Records about charts and figures:
——

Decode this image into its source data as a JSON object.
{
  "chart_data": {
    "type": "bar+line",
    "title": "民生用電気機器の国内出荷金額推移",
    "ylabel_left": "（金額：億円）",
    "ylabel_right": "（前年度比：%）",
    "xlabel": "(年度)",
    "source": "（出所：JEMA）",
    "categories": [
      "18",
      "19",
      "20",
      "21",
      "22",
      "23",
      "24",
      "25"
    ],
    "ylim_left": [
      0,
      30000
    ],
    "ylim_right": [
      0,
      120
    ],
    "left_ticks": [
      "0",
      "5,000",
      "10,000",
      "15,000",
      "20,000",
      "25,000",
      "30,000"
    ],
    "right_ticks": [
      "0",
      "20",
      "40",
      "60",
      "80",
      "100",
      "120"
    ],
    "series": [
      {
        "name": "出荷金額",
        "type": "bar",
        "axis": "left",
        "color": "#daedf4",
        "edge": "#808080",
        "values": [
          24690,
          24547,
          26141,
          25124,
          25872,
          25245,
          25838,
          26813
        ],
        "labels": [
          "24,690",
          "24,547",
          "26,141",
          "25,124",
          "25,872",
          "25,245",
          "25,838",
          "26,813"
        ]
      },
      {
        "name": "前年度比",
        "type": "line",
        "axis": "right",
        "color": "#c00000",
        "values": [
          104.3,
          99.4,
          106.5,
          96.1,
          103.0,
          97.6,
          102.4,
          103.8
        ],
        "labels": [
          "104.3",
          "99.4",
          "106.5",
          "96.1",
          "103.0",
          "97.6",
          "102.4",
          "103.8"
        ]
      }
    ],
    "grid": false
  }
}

——

◆ EXERCISE PROMPT
Copy the records above exactly as they appear.

◆ TASK SOLUTION
Decode this image into its source data as a JSON object.
{
  "chart_data": {
    "type": "bar+line",
    "title": "民生用電気機器の国内出荷金額推移",
    "ylabel_left": "（金額：億円）",
    "ylabel_right": "（前年度比：%）",
    "xlabel": "(年度)",
    "source": "（出所：JEMA）",
    "categories": [
      "18",
      "19",
      "20",
      "21",
      "22",
      "23",
      "24",
      "25"
    ],
    "ylim_left": [
      0,
      30000
    ],
    "ylim_right": [
      0,
      120
    ],
    "left_ticks": [
      "0",
      "5,000",
      "10,000",
      "15,000",
      "20,000",
      "25,000",
      "30,000"
    ],
    "right_ticks": [
      "0",
      "20",
      "40",
      "60",
      "80",
      "100",
      "120"
    ],
    "series": [
      {
        "name": "出荷金額",
        "type": "bar",
        "axis": "left",
        "color": "#daedf4",
        "edge": "#808080",
        "values": [
          24690,
          24547,
          26141,
          25124,
          25872,
          25245,
          25838,
          26813
        ],
        "labels": [
          "24,690",
          "24,547",
          "26,141",
          "25,124",
          "25,872",
          "25,245",
          "25,838",
          "26,813"
        ]
      },
      {
        "name": "前年度比",
        "type": "line",
        "axis": "right",
        "color": "#c00000",
        "values": [
          104.3,
          99.4,
          106.5,
          96.1,
          103.0,
          97.6,
          102.4,
          103.8
        ],
        "labels": [
          "104.3",
          "99.4",
          "106.5",
          "96.1",
          "103.0",
          "97.6",
          "102.4",
          "103.8"
        ]
      }
    ],
    "grid": false
  }
}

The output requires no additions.